* start Data provided *

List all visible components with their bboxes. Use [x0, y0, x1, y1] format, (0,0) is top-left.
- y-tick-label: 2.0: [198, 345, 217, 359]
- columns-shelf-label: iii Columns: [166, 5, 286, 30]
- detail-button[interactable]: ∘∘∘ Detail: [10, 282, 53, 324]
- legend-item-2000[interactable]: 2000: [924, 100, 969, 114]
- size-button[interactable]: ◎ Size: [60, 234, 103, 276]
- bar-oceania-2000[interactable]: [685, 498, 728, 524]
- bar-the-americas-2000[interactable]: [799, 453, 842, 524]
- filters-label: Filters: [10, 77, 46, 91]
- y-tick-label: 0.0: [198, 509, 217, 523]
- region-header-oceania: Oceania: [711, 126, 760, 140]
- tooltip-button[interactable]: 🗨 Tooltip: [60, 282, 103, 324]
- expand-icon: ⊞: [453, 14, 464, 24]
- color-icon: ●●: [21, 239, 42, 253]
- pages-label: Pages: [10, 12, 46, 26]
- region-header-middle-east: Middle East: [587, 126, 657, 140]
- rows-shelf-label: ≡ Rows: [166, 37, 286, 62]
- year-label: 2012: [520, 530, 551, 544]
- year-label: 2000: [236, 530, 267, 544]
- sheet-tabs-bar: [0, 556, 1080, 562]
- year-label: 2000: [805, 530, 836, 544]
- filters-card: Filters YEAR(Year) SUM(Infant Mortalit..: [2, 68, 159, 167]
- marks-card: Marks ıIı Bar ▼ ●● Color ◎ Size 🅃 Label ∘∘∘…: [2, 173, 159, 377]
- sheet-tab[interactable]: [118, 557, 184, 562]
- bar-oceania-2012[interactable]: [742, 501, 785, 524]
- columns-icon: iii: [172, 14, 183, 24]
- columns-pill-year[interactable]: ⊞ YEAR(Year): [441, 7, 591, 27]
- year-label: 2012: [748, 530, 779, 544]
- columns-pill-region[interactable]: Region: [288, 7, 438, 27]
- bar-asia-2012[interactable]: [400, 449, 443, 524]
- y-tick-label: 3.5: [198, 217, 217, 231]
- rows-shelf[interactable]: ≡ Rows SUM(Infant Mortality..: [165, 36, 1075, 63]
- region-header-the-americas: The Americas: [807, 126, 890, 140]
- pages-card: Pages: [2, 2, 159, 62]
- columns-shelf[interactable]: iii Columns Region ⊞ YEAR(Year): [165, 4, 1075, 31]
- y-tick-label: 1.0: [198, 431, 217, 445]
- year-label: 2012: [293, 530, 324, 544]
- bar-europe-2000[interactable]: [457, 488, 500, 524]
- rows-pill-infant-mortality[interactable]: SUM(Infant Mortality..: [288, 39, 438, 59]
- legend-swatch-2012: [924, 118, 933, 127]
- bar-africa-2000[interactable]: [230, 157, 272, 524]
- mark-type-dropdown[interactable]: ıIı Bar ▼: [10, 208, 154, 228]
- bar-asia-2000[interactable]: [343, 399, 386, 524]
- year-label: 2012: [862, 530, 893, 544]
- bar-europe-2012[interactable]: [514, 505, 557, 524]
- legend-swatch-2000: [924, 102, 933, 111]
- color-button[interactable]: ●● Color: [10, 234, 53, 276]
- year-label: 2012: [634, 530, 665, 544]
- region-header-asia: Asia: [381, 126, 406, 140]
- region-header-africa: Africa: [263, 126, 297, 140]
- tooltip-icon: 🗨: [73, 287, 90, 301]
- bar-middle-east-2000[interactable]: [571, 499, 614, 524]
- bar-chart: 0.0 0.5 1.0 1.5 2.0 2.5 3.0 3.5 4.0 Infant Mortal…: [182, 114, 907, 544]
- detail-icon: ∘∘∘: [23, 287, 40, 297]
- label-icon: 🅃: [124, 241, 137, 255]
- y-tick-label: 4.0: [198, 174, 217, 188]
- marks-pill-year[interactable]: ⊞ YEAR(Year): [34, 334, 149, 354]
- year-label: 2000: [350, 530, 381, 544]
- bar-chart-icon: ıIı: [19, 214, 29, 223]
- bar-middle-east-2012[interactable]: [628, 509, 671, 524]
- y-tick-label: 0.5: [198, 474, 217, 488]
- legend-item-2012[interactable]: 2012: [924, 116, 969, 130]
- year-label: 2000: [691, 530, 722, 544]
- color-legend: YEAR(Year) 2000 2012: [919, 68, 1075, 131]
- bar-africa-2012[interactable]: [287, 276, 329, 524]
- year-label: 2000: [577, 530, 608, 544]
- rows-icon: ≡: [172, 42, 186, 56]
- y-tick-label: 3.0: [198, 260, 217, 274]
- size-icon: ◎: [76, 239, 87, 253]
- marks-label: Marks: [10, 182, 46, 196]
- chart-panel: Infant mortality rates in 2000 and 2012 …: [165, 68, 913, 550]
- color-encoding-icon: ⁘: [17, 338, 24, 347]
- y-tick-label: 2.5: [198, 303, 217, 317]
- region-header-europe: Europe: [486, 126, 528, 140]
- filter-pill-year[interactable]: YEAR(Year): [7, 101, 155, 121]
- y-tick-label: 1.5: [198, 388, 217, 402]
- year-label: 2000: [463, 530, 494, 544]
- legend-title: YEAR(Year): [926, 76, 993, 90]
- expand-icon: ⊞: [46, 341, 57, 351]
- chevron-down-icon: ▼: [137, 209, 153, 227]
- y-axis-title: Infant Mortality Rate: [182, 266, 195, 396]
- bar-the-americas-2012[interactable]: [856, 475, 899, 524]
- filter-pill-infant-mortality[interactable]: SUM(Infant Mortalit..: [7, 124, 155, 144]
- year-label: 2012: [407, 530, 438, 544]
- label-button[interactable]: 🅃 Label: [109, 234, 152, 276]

* end Data provided *

Reproduce the rows from the start through the line containing "- columns-shelf[interactable]: iii", inclusive, replacing "y-tick-label" with "y-axis-tick-label" and leaving everything else unchanged.

Expected answer —
List all visible components with their bboxes. Use [x0, y0, x1, y1] format, (0,0) is top-left.
- y-axis-tick-label: 2.0: [198, 345, 217, 359]
- columns-shelf-label: iii Columns: [166, 5, 286, 30]
- detail-button[interactable]: ∘∘∘ Detail: [10, 282, 53, 324]
- legend-item-2000[interactable]: 2000: [924, 100, 969, 114]
- size-button[interactable]: ◎ Size: [60, 234, 103, 276]
- bar-oceania-2000[interactable]: [685, 498, 728, 524]
- bar-the-americas-2000[interactable]: [799, 453, 842, 524]
- filters-label: Filters: [10, 77, 46, 91]
- y-axis-tick-label: 0.0: [198, 509, 217, 523]
- region-header-oceania: Oceania: [711, 126, 760, 140]
- tooltip-button[interactable]: 🗨 Tooltip: [60, 282, 103, 324]
- expand-icon: ⊞: [453, 14, 464, 24]
- color-icon: ●●: [21, 239, 42, 253]
- pages-label: Pages: [10, 12, 46, 26]
- region-header-middle-east: Middle East: [587, 126, 657, 140]
- rows-shelf-label: ≡ Rows: [166, 37, 286, 62]
- year-label: 2012: [520, 530, 551, 544]
- year-label: 2000: [236, 530, 267, 544]
- sheet-tabs-bar: [0, 556, 1080, 562]
- year-label: 2000: [805, 530, 836, 544]
- filters-card: Filters YEAR(Year) SUM(Infant Mortalit..: [2, 68, 159, 167]
- marks-card: Marks ıIı Bar ▼ ●● Color ◎ Size 🅃 Label ∘∘∘…: [2, 173, 159, 377]
- sheet-tab[interactable]: [118, 557, 184, 562]
- bar-oceania-2012[interactable]: [742, 501, 785, 524]
- columns-icon: iii: [172, 14, 183, 24]
- columns-pill-year[interactable]: ⊞ YEAR(Year): [441, 7, 591, 27]
- year-label: 2012: [748, 530, 779, 544]
- columns-pill-region[interactable]: Region: [288, 7, 438, 27]
- bar-asia-2012[interactable]: [400, 449, 443, 524]
- y-axis-tick-label: 3.5: [198, 217, 217, 231]
- rows-shelf[interactable]: ≡ Rows SUM(Infant Mortality..: [165, 36, 1075, 63]
- region-header-the-americas: The Americas: [807, 126, 890, 140]
- pages-card: Pages: [2, 2, 159, 62]
- columns-shelf[interactable]: iii Columns Region ⊞ YEAR(Year): [165, 4, 1075, 31]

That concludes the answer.